_GIVEN TASK:_
Check each line of the listing for the word "this" and report how many lines contain it, giving nothing but the number.

++++++++++++++++++++

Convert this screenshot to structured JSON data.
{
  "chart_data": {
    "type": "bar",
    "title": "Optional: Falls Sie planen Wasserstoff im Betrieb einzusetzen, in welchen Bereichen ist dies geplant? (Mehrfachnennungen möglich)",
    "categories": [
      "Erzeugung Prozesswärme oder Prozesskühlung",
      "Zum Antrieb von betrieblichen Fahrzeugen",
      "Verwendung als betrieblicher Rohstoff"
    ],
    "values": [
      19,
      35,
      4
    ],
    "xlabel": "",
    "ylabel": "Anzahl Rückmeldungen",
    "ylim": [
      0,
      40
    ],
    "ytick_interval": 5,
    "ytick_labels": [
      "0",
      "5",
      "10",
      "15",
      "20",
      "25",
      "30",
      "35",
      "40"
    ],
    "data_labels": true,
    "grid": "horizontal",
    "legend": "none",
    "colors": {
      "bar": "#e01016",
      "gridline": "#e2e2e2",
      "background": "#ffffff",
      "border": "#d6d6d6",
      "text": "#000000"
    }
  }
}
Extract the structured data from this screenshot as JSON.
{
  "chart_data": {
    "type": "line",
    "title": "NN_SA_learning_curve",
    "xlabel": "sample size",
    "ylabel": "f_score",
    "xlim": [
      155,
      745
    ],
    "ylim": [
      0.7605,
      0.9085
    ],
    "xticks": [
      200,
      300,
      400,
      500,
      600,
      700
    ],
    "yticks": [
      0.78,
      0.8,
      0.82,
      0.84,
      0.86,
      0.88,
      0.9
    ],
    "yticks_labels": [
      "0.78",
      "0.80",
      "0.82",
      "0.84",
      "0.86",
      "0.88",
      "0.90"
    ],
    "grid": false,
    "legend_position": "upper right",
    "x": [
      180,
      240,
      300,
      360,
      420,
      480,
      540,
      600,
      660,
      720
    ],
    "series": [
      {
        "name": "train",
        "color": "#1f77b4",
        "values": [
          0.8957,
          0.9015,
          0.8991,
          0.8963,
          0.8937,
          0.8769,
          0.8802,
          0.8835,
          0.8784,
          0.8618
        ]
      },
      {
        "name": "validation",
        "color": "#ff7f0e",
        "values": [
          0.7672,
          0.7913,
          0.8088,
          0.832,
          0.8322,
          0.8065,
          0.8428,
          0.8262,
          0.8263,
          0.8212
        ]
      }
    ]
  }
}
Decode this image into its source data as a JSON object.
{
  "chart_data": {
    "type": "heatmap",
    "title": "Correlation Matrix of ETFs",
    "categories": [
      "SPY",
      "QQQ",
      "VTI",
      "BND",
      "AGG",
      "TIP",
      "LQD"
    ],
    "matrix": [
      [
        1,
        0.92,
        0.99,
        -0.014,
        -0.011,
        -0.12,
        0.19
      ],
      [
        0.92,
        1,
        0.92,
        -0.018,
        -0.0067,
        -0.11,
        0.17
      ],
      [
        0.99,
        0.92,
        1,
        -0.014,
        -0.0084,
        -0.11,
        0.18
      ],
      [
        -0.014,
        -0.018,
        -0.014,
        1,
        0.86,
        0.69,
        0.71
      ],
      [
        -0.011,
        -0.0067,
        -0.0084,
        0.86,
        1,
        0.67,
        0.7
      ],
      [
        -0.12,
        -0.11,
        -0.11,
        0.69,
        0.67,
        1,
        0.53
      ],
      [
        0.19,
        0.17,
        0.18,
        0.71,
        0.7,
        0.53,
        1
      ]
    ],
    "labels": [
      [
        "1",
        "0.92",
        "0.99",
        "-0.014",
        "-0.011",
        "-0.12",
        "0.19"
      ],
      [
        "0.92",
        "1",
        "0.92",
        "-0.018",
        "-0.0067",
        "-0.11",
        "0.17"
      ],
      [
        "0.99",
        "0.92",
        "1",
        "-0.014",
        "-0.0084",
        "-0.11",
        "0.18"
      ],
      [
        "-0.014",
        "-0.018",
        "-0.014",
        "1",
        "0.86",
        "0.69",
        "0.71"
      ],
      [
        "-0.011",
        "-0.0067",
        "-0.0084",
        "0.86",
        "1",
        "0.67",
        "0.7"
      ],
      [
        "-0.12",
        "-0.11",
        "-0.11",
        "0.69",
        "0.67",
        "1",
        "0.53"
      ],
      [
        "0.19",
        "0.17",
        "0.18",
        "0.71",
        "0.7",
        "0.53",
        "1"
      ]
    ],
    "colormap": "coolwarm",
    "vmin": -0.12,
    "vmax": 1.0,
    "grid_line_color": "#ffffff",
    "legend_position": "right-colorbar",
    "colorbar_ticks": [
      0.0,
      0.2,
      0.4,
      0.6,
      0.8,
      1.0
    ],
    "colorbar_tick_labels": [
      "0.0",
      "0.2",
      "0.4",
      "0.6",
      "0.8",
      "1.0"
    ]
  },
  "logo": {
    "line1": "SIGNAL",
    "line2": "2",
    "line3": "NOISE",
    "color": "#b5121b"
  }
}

++++++++++++++++++++

_CORRECT RESPONSE:_
3